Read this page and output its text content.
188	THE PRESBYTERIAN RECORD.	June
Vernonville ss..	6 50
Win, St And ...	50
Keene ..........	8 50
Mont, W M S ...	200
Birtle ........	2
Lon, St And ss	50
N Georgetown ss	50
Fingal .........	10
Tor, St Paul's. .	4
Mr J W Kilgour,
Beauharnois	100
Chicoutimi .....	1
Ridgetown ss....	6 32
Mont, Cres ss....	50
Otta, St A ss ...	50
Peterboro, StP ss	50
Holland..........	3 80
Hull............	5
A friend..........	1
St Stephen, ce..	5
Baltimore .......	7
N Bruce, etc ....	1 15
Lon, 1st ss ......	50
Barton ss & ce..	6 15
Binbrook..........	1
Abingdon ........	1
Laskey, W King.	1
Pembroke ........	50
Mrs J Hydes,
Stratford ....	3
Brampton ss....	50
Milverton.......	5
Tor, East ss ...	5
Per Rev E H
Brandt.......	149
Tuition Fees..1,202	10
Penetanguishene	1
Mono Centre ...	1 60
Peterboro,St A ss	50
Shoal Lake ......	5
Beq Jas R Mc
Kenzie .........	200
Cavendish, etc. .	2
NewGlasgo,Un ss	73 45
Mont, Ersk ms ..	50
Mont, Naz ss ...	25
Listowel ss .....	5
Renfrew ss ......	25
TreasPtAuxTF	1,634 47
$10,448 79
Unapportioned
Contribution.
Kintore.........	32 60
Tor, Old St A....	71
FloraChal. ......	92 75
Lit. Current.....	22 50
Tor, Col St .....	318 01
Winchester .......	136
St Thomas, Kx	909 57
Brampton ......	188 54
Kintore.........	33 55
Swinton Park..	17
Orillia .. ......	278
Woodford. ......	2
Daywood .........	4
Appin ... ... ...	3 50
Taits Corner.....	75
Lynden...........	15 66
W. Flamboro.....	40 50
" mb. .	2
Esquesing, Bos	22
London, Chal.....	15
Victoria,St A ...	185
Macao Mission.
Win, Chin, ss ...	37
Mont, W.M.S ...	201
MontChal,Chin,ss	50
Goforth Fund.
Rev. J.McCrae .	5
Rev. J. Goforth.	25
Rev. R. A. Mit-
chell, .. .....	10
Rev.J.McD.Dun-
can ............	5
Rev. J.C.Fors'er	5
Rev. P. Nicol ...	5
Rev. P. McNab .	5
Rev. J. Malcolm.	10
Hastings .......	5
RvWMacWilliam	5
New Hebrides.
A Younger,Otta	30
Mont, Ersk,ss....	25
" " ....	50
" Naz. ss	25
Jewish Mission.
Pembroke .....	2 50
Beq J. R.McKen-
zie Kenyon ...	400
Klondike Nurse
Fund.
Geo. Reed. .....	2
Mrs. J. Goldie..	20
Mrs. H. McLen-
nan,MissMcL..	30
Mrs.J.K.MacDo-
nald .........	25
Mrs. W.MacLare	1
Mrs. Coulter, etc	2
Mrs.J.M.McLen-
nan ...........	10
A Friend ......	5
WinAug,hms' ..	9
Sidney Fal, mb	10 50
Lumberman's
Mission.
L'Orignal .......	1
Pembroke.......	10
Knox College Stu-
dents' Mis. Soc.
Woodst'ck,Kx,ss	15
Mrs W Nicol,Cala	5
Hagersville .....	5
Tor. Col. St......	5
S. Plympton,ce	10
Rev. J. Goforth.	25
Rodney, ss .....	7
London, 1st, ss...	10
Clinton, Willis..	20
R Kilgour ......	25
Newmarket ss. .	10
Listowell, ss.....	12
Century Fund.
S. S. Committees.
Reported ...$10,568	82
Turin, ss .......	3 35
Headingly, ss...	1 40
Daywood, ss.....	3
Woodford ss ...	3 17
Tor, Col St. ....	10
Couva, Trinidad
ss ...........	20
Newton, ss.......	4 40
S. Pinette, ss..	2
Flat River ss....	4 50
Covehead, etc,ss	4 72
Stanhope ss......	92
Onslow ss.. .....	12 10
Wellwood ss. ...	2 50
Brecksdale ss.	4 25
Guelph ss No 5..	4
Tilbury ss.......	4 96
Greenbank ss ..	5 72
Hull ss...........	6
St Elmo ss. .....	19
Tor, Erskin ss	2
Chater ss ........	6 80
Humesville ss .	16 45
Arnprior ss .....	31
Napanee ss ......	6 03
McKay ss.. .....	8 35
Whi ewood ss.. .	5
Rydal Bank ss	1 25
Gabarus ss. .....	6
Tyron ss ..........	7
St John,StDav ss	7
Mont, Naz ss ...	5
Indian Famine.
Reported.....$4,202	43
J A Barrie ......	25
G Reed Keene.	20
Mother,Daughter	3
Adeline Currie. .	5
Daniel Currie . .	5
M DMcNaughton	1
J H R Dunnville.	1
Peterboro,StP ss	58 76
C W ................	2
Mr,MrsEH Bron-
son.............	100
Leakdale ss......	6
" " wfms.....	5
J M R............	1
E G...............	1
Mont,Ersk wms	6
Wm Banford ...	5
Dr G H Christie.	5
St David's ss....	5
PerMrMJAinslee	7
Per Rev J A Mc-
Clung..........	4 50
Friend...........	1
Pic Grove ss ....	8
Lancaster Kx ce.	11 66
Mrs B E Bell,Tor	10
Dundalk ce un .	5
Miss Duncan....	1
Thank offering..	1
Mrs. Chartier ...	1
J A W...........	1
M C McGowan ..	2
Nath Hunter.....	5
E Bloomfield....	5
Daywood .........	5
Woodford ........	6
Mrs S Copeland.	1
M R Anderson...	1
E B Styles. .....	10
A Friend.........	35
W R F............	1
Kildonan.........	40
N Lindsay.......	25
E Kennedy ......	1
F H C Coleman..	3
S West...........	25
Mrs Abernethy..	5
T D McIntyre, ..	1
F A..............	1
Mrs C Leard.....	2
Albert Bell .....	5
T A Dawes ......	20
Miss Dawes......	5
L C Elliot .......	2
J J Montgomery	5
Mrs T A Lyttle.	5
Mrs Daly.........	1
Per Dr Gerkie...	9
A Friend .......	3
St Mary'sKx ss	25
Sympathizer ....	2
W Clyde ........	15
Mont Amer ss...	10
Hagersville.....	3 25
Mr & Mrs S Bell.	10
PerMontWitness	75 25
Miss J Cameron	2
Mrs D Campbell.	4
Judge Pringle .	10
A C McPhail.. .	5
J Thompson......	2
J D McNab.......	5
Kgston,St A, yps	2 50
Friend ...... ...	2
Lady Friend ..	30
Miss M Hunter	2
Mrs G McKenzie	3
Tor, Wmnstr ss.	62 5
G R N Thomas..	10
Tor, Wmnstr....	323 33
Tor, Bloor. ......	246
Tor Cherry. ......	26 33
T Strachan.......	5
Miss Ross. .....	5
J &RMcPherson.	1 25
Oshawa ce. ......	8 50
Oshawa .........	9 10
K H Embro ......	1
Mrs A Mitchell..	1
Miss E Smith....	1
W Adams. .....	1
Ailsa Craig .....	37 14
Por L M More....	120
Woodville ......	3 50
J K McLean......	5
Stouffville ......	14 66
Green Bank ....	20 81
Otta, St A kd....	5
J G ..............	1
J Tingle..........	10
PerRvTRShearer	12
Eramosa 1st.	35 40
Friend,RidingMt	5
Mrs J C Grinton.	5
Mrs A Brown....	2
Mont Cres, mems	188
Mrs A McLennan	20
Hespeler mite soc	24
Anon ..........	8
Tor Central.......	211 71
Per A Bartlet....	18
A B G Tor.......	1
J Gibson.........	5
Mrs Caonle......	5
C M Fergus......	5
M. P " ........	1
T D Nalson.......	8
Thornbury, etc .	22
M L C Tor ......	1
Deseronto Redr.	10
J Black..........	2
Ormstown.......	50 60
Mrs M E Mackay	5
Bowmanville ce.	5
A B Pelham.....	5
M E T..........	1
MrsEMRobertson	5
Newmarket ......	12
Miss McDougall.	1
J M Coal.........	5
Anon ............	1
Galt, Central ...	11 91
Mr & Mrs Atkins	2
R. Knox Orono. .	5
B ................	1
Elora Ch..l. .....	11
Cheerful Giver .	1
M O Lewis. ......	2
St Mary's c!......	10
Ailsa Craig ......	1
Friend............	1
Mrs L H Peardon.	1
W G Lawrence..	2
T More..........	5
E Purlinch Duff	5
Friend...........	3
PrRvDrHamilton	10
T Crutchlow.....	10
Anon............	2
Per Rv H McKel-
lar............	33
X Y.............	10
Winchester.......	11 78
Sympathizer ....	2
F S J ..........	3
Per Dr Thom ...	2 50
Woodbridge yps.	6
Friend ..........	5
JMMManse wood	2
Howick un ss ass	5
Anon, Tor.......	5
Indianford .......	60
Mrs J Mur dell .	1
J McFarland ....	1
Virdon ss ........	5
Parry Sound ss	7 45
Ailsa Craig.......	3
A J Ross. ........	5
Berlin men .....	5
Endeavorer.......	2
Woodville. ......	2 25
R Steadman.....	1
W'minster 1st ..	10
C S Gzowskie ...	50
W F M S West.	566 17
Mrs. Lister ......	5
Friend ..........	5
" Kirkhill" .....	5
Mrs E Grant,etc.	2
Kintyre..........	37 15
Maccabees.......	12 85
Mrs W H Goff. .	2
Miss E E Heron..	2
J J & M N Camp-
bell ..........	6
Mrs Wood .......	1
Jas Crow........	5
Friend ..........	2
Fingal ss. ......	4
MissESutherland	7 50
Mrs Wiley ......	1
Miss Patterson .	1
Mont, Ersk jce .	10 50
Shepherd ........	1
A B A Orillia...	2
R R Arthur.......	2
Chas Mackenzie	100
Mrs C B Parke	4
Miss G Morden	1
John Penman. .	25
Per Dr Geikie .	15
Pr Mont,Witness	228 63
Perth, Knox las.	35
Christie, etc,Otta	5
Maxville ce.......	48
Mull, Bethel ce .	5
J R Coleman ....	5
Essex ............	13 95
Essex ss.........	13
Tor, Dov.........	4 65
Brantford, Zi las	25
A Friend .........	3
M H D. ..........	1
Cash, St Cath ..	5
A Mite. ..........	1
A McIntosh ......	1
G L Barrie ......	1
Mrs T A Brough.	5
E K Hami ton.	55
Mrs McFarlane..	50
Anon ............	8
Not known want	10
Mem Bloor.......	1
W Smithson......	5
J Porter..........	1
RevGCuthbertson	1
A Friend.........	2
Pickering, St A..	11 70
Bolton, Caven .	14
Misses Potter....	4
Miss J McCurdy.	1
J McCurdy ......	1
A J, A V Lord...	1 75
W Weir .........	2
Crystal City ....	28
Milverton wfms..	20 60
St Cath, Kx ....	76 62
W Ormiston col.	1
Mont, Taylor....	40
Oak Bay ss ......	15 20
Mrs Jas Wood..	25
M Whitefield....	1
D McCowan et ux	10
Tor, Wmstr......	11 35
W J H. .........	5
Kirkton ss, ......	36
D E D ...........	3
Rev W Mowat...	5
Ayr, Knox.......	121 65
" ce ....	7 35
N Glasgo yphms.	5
···
Your objective: Extract every line above that contains the word "Ailsa".

Output:
Ailsa Craig .....	37 14
Ailsa Craig ......	1
Ailsa Craig.......	3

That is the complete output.